#### Given data
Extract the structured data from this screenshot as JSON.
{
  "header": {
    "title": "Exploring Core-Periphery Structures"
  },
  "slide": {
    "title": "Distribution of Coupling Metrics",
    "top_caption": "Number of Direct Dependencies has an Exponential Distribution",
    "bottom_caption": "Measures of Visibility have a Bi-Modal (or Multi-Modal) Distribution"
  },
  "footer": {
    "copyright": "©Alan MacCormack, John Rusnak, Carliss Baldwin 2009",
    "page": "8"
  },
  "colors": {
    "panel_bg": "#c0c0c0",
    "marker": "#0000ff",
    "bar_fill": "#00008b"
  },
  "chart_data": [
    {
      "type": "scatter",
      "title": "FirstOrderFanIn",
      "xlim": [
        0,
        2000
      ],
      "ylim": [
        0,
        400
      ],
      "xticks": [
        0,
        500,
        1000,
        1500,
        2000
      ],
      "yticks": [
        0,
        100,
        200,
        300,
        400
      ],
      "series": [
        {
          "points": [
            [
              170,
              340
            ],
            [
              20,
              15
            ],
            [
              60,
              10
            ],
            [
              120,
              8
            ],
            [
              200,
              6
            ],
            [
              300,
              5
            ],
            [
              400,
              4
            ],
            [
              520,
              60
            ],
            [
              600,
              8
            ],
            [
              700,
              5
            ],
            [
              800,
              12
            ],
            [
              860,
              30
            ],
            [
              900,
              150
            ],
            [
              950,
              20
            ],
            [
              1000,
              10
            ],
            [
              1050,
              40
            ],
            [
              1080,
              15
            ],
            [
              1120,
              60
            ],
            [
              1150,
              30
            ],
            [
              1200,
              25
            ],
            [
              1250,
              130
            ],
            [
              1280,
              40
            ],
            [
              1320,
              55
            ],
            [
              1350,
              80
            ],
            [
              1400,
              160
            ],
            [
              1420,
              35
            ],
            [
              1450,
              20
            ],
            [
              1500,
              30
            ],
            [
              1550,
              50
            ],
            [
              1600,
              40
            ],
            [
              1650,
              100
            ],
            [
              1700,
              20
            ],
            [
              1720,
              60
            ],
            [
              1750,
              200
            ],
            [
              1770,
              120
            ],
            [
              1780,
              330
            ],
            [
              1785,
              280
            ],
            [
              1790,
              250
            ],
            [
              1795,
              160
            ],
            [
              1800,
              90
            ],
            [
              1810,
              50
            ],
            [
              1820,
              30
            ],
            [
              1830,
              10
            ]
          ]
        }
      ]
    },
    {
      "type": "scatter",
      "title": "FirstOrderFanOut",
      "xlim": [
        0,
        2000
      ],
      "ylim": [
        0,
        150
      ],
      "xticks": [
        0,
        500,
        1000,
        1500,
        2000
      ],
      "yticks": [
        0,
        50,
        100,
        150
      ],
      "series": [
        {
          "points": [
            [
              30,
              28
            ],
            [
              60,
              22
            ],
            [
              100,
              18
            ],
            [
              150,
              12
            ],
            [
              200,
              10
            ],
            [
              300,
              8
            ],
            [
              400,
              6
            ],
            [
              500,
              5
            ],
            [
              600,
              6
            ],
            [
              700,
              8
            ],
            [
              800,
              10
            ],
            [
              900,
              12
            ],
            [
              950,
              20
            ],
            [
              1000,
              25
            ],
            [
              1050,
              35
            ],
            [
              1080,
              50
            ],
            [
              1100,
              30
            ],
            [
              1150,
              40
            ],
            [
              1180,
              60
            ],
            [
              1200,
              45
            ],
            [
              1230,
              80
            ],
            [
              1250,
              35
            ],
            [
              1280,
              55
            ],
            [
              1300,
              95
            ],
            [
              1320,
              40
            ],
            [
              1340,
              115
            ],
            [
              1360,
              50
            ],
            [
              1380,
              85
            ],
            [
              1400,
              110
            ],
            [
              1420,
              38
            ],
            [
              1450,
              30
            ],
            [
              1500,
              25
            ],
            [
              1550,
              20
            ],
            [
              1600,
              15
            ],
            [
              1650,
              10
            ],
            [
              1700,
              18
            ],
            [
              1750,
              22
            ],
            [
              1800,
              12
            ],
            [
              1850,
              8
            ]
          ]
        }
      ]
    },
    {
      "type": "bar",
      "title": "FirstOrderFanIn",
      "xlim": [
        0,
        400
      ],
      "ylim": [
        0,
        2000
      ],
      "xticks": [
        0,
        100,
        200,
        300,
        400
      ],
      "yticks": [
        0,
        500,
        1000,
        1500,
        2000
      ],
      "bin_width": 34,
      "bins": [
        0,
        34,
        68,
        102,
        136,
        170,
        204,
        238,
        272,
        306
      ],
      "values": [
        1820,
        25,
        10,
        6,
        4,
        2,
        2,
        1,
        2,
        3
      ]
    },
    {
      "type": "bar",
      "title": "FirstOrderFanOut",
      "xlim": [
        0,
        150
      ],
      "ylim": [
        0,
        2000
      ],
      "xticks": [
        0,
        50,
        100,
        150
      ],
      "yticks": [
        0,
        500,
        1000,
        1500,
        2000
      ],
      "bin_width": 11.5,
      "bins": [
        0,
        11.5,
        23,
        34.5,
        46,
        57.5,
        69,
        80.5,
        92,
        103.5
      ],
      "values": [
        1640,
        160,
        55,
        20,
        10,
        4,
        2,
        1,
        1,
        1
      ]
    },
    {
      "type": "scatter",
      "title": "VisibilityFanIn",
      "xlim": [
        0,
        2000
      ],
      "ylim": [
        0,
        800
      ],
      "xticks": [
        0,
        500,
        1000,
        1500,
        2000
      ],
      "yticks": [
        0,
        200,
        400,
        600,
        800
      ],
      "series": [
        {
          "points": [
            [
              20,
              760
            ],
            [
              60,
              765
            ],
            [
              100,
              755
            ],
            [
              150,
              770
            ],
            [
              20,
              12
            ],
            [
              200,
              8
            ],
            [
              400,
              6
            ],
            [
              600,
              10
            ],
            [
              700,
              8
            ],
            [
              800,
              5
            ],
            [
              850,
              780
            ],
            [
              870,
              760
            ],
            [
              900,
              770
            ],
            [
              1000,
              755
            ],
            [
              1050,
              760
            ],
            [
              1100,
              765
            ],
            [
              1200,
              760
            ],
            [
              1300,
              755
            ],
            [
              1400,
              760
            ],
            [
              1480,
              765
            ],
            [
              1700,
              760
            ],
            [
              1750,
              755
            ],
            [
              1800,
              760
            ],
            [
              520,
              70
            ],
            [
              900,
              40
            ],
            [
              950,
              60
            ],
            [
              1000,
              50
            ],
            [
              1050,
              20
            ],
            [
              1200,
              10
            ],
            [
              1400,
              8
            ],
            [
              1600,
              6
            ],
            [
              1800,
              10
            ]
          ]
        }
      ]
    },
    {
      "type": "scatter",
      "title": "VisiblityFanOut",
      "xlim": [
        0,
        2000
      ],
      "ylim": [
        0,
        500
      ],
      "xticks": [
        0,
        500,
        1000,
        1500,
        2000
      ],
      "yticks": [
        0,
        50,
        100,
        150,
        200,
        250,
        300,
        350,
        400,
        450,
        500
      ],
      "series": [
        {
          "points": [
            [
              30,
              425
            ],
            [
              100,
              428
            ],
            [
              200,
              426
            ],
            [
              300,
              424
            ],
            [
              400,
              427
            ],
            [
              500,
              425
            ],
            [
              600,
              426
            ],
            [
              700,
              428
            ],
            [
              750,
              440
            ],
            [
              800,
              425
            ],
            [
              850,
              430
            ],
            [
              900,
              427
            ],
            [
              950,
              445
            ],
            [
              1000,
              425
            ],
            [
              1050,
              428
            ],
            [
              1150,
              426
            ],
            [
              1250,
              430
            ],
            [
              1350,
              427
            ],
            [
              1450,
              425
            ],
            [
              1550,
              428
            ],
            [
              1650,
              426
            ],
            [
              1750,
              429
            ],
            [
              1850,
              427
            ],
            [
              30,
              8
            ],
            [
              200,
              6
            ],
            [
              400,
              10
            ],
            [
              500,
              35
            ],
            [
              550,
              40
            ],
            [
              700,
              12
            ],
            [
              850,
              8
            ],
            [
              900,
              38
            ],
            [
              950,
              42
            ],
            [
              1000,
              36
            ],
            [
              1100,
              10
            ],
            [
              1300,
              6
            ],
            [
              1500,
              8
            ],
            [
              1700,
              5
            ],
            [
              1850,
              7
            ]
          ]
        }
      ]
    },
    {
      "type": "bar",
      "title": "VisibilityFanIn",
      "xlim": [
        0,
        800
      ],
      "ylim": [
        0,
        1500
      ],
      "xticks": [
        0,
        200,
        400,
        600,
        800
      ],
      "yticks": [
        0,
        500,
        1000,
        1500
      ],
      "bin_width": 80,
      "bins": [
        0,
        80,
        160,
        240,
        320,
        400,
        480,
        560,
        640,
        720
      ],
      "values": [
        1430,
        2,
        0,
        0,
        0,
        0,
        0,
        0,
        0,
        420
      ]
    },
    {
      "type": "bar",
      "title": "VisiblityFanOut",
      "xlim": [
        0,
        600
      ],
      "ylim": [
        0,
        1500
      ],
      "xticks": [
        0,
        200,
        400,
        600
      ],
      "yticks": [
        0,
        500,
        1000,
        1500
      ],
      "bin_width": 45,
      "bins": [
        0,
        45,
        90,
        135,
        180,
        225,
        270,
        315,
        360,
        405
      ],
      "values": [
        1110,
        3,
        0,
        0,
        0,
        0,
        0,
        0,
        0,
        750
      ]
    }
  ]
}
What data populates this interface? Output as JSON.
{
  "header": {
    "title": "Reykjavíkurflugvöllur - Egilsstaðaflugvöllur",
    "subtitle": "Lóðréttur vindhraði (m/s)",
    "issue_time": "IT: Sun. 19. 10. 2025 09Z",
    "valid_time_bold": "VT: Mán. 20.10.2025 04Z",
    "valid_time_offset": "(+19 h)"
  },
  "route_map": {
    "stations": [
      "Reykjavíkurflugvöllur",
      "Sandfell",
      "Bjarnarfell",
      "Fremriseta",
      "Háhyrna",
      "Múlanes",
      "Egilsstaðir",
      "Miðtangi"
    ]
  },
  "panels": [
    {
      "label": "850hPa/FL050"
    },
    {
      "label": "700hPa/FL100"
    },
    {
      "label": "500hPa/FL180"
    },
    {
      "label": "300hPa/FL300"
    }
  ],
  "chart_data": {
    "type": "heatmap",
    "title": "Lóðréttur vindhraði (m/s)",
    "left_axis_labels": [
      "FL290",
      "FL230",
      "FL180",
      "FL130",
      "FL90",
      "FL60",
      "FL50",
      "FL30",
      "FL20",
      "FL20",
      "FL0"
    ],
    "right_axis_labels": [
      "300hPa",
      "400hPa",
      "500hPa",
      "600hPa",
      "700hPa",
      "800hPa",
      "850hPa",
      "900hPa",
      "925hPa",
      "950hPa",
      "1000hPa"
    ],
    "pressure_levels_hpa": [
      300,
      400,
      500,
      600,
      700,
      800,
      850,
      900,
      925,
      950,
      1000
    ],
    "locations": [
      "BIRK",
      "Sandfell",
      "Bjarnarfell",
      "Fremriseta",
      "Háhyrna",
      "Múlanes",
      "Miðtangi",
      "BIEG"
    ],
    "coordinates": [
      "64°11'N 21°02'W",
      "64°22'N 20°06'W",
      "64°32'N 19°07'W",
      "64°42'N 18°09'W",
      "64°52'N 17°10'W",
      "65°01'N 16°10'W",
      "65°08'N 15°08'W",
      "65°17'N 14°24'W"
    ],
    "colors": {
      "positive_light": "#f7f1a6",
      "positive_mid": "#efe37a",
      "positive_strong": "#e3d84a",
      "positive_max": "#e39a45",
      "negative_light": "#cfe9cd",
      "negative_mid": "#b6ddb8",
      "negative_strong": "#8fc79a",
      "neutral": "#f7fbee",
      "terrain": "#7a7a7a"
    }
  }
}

#### Do this
From the data above, copy each line that has the string "Distribution".

#### Answer to the exercise
    "title": "Distribution of Coupling Metrics",
    "top_caption": "Number of Direct Dependencies has an Exponential Distribution",
    "bottom_caption": "Measures of Visibility have a Bi-Modal (or Multi-Modal) Distribution"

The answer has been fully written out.